**PROBLEM STATEMENT**: Quote every line as given.

**DATASET ENTRIES**:
########################################

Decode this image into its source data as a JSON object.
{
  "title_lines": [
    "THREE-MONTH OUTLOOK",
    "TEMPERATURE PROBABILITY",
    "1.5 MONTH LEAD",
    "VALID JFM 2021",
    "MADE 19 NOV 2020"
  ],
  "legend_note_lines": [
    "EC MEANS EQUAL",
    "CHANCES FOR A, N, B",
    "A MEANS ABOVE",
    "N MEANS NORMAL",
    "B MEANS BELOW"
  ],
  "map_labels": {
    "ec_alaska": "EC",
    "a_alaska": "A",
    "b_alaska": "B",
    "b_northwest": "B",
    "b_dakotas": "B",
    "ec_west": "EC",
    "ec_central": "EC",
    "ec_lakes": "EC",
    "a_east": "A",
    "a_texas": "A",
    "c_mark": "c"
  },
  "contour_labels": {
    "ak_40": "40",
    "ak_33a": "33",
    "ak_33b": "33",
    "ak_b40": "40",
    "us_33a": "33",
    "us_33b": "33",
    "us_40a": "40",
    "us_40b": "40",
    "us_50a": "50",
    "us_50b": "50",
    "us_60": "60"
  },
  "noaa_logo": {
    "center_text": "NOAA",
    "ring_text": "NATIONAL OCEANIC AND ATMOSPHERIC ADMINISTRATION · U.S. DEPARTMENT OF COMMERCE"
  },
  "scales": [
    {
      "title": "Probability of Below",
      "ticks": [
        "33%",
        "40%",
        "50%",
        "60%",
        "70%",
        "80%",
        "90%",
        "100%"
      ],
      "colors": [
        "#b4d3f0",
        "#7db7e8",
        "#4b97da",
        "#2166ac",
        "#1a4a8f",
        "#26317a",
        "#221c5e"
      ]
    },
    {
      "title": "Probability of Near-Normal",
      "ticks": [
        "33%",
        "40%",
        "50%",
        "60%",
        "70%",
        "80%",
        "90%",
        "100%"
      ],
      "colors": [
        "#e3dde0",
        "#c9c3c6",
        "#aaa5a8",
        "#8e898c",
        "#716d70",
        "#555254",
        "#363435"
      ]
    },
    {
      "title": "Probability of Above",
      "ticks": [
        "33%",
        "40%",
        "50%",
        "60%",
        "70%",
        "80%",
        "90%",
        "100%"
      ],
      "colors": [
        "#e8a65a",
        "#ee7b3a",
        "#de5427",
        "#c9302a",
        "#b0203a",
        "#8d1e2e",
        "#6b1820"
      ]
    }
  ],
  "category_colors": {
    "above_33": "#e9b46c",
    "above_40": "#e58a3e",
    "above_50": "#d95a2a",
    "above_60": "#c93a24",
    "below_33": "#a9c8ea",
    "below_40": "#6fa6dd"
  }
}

########################################

**SOLUTION**:
Decode this image into its source data as a JSON object.
{
  "title_lines": [
    "THREE-MONTH OUTLOOK",
    "TEMPERATURE PROBABILITY",
    "1.5 MONTH LEAD",
    "VALID JFM 2021",
    "MADE 19 NOV 2020"
  ],
  "legend_note_lines": [
    "EC MEANS EQUAL",
    "CHANCES FOR A, N, B",
    "A MEANS ABOVE",
    "N MEANS NORMAL",
    "B MEANS BELOW"
  ],
  "map_labels": {
    "ec_alaska": "EC",
    "a_alaska": "A",
    "b_alaska": "B",
    "b_northwest": "B",
    "b_dakotas": "B",
    "ec_west": "EC",
    "ec_central": "EC",
    "ec_lakes": "EC",
    "a_east": "A",
    "a_texas": "A",
    "c_mark": "c"
  },
  "contour_labels": {
    "ak_40": "40",
    "ak_33a": "33",
    "ak_33b": "33",
    "ak_b40": "40",
    "us_33a": "33",
    "us_33b": "33",
    "us_40a": "40",
    "us_40b": "40",
    "us_50a": "50",
    "us_50b": "50",
    "us_60": "60"
  },
  "noaa_logo": {
    "center_text": "NOAA",
    "ring_text": "NATIONAL OCEANIC AND ATMOSPHERIC ADMINISTRATION · U.S. DEPARTMENT OF COMMERCE"
  },
  "scales": [
    {
      "title": "Probability of Below",
      "ticks": [
        "33%",
        "40%",
        "50%",
        "60%",
        "70%",
        "80%",
        "90%",
        "100%"
      ],
      "colors": [
        "#b4d3f0",
        "#7db7e8",
        "#4b97da",
        "#2166ac",
        "#1a4a8f",
        "#26317a",
        "#221c5e"
      ]
    },
    {
      "title": "Probability of Near-Normal",
      "ticks": [
        "33%",
        "40%",
        "50%",
        "60%",
        "70%",
        "80%",
        "90%",
        "100%"
      ],
      "colors": [
        "#e3dde0",
        "#c9c3c6",
        "#aaa5a8",
        "#8e898c",
        "#716d70",
        "#555254",
        "#363435"
      ]
    },
    {
      "title": "Probability of Above",
      "ticks": [
        "33%",
        "40%",
        "50%",
        "60%",
        "70%",
        "80%",
        "90%",
        "100%"
      ],
      "colors": [
        "#e8a65a",
        "#ee7b3a",
        "#de5427",
        "#c9302a",
        "#b0203a",
        "#8d1e2e",
        "#6b1820"
      ]
    }
  ],
  "category_colors": {
    "above_33": "#e9b46c",
    "above_40": "#e58a3e",
    "above_50": "#d95a2a",
    "above_60": "#c93a24",
    "below_33": "#a9c8ea",
    "below_40": "#6fa6dd"
  }
}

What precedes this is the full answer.